Stored items

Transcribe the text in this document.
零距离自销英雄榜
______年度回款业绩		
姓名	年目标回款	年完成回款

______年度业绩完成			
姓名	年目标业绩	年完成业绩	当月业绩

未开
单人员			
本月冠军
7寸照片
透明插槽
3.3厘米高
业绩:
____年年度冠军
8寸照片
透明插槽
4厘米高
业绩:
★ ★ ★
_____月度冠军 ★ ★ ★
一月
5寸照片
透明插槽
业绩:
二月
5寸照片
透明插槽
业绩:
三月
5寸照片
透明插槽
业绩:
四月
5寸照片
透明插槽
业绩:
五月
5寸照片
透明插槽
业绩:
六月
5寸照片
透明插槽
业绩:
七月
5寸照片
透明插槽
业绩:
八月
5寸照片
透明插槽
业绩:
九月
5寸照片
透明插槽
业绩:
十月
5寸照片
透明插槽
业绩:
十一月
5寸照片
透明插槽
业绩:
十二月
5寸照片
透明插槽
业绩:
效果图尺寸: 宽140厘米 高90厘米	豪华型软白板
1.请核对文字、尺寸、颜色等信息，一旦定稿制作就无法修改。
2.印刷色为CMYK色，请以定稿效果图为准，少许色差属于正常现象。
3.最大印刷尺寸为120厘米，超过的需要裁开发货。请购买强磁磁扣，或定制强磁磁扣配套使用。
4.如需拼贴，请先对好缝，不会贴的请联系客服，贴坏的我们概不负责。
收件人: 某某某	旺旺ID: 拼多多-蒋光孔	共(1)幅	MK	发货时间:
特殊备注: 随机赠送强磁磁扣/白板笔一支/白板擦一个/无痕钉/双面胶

#### WHAT TO DO:
Using the material above, print every entry exactly as written.

#### COMPLETE RESPONSE:
Transcribe the text in this document.
零距离自销英雄榜
______年度回款业绩		
姓名	年目标回款	年完成回款

______年度业绩完成			
姓名	年目标业绩	年完成业绩	当月业绩

未开
单人员			
本月冠军
7寸照片
透明插槽
3.3厘米高
业绩:
____年年度冠军
8寸照片
透明插槽
4厘米高
业绩:
★ ★ ★
_____月度冠军 ★ ★ ★
一月
5寸照片
透明插槽
业绩:
二月
5寸照片
透明插槽
业绩:
三月
5寸照片
透明插槽
业绩:
四月
5寸照片
透明插槽
业绩:
五月
5寸照片
透明插槽
业绩:
六月
5寸照片
透明插槽
业绩:
七月
5寸照片
透明插槽
业绩:
八月
5寸照片
透明插槽
业绩:
九月
5寸照片
透明插槽
业绩:
十月
5寸照片
透明插槽
业绩:
十一月
5寸照片
透明插槽
业绩:
十二月
5寸照片
透明插槽
业绩:
效果图尺寸: 宽140厘米 高90厘米	豪华型软白板
1.请核对文字、尺寸、颜色等信息，一旦定稿制作就无法修改。
2.印刷色为CMYK色，请以定稿效果图为准，少许色差属于正常现象。
3.最大印刷尺寸为120厘米，超过的需要裁开发货。请购买强磁磁扣，或定制强磁磁扣配套使用。
4.如需拼贴，请先对好缝，不会贴的请联系客服，贴坏的我们概不负责。
收件人: 某某某	旺旺ID: 拼多多-蒋光孔	共(1)幅	MK	发货时间:
特殊备注: 随机赠送强磁磁扣/白板笔一支/白板擦一个/无痕钉/双面胶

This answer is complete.